━━━━━ Recorded data

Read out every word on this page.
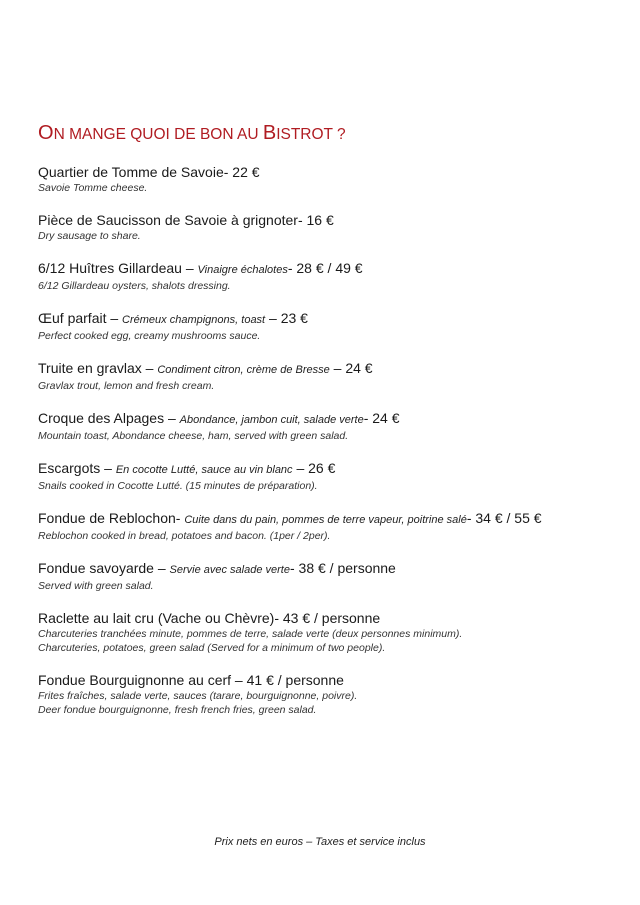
ON MANGE QUOI DE BON AU BISTROT ?
Quartier de Tomme de Savoie- 22 €
Savoie Tomme cheese.
Pièce de Saucisson de Savoie à grignoter- 16 €
Dry sausage to share.
6/12 Huîtres Gillardeau – Vinaigre échalotes- 28 € / 49 €
6/12 Gillardeau oysters, shalots dressing.
Œuf parfait – Crémeux champignons, toast – 23 €
Perfect cooked egg, creamy mushrooms sauce.
Truite en gravlax – Condiment citron, crème de Bresse – 24 €
Gravlax trout, lemon and fresh cream.
Croque des Alpages – Abondance, jambon cuit, salade verte- 24 €
Mountain toast, Abondance cheese, ham, served with green salad.
Escargots – En cocotte Lutté, sauce au vin blanc – 26 €
Snails cooked in Cocotte Lutté. (15 minutes de préparation).
Fondue de Reblochon- Cuite dans du pain, pommes de terre vapeur, poitrine salé- 34 € / 55 €
Reblochon cooked in bread, potatoes and bacon. (1per / 2per).
Fondue savoyarde – Servie avec salade verte- 38 € / personne
Served with green salad.
Raclette au lait cru (Vache ou Chèvre)- 43 € / personne
Charcuteries tranchées minute, pommes de terre, salade verte (deux personnes minimum).
Charcuteries, potatoes, green salad (Served for a minimum of two people).
Fondue Bourguignonne au cerf – 41 € / personne
Frites fraîches, salade verte, sauces (tarare, bourguignonne, poivre).
Deer fondue bourguignonne, fresh french fries, green salad.
Prix nets en euros – Taxes et service inclus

━━━━━━━━━━

▶ **Goal**
In the copy, include all records verbatim but no images.

▶ **Exercise answer**
Read out every word on this page.
ON MANGE QUOI DE BON AU BISTROT ?
Quartier de Tomme de Savoie- 22 €
Savoie Tomme cheese.
Pièce de Saucisson de Savoie à grignoter- 16 €
Dry sausage to share.
6/12 Huîtres Gillardeau – Vinaigre échalotes- 28 € / 49 €
6/12 Gillardeau oysters, shalots dressing.
Œuf parfait – Crémeux champignons, toast – 23 €
Perfect cooked egg, creamy mushrooms sauce.
Truite en gravlax – Condiment citron, crème de Bresse – 24 €
Gravlax trout, lemon and fresh cream.
Croque des Alpages – Abondance, jambon cuit, salade verte- 24 €
Mountain toast, Abondance cheese, ham, served with green salad.
Escargots – En cocotte Lutté, sauce au vin blanc – 26 €
Snails cooked in Cocotte Lutté. (15 minutes de préparation).
Fondue de Reblochon- Cuite dans du pain, pommes de terre vapeur, poitrine salé- 34 € / 55 €
Reblochon cooked in bread, potatoes and bacon. (1per / 2per).
Fondue savoyarde – Servie avec salade verte- 38 € / personne
Served with green salad.
Raclette au lait cru (Vache ou Chèvre)- 43 € / personne
Charcuteries tranchées minute, pommes de terre, salade verte (deux personnes minimum).
Charcuteries, potatoes, green salad (Served for a minimum of two people).
Fondue Bourguignonne au cerf – 41 € / personne
Frites fraîches, salade verte, sauces (tarare, bourguignonne, poivre).
Deer fondue bourguignonne, fresh french fries, green salad.
Prix nets en euros – Taxes et service inclus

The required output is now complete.